--- Begin Data rows ---

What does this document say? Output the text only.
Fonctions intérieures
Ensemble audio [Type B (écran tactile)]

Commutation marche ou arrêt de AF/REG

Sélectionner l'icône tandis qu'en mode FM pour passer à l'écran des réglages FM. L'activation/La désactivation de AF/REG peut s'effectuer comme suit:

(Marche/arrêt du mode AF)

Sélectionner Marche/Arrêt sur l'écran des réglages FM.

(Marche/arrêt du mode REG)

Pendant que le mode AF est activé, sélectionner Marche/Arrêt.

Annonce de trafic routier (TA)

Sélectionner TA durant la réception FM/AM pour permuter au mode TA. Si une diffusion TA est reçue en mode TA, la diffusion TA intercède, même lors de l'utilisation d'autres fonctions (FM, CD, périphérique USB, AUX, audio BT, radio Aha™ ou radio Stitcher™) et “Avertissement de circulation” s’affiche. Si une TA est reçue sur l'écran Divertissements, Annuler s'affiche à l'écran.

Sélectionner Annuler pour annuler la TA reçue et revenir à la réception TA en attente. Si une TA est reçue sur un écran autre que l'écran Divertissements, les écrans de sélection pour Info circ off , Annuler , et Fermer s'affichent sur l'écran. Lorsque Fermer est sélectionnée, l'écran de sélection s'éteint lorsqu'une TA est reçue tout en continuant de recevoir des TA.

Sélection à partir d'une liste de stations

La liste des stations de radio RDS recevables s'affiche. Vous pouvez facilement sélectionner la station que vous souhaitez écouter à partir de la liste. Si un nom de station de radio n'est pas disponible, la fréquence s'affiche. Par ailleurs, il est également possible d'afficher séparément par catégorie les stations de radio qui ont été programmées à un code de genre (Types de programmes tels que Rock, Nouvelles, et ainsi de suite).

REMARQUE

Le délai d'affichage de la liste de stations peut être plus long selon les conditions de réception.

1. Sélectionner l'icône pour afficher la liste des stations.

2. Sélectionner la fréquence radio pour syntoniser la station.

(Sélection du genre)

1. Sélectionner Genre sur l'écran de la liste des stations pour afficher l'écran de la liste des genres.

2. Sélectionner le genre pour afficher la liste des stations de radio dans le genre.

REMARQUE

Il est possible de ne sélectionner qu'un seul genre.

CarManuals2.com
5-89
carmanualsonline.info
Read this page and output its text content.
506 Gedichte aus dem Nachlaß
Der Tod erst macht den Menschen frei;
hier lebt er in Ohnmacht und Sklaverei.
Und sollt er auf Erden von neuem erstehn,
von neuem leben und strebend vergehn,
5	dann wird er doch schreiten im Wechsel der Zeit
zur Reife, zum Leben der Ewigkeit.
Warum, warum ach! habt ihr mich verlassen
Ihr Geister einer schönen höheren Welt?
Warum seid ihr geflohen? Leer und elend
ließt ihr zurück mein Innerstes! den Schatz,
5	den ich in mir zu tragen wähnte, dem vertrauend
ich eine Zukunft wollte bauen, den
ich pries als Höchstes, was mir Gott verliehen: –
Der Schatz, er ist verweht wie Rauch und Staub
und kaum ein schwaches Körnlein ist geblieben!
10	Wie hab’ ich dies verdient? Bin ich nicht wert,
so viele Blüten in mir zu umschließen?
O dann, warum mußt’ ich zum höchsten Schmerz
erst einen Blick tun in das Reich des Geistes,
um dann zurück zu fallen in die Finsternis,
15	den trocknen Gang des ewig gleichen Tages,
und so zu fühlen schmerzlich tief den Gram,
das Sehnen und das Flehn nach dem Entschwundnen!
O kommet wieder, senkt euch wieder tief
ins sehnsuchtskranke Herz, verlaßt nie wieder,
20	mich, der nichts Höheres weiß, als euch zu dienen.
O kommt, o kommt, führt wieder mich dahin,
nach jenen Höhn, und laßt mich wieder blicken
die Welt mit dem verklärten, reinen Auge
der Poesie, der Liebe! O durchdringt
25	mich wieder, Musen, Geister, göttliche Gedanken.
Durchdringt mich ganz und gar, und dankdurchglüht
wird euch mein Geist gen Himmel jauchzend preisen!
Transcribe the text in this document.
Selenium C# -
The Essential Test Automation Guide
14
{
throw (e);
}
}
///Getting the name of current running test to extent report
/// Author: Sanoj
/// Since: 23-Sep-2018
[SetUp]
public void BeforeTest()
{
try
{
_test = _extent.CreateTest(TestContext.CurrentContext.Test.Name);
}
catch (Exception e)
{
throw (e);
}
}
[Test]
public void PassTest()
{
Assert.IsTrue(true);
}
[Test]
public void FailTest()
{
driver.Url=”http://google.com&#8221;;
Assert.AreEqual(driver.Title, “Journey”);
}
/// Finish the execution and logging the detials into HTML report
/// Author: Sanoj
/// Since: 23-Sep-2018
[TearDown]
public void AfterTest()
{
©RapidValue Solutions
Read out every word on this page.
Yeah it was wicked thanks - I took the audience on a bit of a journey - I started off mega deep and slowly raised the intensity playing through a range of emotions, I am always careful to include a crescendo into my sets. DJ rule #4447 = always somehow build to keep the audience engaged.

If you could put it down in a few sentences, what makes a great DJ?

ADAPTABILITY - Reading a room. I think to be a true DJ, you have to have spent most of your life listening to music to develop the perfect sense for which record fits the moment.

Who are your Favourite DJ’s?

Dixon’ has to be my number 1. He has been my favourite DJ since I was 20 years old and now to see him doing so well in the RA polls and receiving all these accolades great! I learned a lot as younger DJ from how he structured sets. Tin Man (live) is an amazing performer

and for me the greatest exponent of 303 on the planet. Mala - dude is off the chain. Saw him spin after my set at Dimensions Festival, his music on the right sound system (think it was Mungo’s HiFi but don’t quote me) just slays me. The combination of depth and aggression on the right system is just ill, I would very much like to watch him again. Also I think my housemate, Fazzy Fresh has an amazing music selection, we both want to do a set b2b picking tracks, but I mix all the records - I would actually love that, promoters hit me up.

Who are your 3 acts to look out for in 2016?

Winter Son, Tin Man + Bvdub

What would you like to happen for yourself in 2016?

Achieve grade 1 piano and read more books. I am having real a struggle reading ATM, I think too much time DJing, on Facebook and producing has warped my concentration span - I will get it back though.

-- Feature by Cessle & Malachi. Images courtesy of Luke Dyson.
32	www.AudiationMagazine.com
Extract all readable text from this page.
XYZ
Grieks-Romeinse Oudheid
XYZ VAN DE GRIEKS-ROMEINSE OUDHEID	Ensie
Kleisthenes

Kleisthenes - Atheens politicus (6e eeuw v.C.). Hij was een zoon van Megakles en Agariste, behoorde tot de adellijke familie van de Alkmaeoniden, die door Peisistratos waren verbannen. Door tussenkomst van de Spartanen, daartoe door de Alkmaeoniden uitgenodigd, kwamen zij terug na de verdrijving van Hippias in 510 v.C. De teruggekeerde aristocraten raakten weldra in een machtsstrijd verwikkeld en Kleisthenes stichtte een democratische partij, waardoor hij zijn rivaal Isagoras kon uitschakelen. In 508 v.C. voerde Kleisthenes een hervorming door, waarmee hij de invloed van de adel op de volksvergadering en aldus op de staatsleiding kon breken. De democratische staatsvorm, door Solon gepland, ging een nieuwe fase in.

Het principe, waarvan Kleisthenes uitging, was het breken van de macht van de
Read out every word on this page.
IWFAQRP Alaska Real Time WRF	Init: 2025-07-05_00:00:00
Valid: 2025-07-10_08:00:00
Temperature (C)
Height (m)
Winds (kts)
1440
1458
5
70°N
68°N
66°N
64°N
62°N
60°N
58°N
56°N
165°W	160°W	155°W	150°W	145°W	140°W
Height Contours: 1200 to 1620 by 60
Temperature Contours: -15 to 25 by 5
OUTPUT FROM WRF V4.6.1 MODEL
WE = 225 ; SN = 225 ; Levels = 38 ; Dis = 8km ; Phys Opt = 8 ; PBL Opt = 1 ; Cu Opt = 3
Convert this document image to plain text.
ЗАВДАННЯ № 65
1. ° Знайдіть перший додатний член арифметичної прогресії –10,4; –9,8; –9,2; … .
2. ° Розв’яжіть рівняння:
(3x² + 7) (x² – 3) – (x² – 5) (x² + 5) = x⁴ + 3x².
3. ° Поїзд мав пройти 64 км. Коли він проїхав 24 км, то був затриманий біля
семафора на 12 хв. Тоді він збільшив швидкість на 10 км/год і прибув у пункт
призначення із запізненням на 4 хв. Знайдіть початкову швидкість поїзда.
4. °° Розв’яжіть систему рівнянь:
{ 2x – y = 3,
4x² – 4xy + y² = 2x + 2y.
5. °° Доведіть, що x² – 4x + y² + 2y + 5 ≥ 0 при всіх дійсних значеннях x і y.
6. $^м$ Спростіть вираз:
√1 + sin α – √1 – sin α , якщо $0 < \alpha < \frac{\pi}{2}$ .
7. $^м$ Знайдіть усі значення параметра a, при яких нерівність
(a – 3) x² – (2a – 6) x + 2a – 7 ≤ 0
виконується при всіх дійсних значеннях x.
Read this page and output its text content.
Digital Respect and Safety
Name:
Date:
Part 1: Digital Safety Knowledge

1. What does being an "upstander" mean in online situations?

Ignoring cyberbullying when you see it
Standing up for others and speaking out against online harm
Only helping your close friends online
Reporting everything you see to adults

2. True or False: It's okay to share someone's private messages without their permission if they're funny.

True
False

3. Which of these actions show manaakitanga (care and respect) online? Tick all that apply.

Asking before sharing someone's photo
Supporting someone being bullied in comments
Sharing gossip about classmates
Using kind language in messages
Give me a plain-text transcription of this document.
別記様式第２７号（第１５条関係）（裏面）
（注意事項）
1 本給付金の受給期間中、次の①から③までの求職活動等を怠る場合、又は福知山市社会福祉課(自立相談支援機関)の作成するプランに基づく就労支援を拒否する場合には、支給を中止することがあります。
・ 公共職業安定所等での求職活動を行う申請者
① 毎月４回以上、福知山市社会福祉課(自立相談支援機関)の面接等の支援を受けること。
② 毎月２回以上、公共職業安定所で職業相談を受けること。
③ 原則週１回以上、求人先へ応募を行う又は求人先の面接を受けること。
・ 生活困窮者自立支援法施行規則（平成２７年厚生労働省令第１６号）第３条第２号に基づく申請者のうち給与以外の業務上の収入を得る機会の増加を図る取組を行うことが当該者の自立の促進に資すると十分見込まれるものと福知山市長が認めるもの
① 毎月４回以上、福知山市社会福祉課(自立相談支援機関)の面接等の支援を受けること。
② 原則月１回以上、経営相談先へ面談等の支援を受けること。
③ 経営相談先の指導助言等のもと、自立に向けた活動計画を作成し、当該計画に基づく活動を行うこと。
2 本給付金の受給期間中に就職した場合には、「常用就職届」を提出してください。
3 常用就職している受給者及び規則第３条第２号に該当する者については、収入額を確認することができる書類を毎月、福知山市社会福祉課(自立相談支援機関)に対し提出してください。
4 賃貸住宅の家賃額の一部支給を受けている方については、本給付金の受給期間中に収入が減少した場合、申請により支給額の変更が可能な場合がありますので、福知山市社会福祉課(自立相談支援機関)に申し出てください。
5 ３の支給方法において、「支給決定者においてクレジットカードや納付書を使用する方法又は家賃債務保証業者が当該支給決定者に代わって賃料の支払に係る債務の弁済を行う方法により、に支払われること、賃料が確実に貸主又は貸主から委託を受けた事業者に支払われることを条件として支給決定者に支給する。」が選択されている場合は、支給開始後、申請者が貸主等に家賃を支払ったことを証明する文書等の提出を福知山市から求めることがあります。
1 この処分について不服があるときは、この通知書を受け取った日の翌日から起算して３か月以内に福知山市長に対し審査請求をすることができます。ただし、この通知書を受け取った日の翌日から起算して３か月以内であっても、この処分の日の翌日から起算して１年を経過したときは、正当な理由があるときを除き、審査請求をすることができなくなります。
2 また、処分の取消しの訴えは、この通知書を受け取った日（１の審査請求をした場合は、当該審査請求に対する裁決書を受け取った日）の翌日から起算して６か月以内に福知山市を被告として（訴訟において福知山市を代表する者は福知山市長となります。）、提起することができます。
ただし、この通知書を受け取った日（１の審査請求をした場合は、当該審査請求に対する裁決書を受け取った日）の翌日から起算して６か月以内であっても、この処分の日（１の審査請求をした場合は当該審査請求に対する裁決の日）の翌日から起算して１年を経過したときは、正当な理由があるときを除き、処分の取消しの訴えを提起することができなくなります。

--- End Data rows ---

◆ Problem to solve
Show every line from the listing above in which the string "neuem" appears.

◆ Answer for the task
Und sollt er auf Erden von neuem erstehn,
von neuem leben und strebend vergehn,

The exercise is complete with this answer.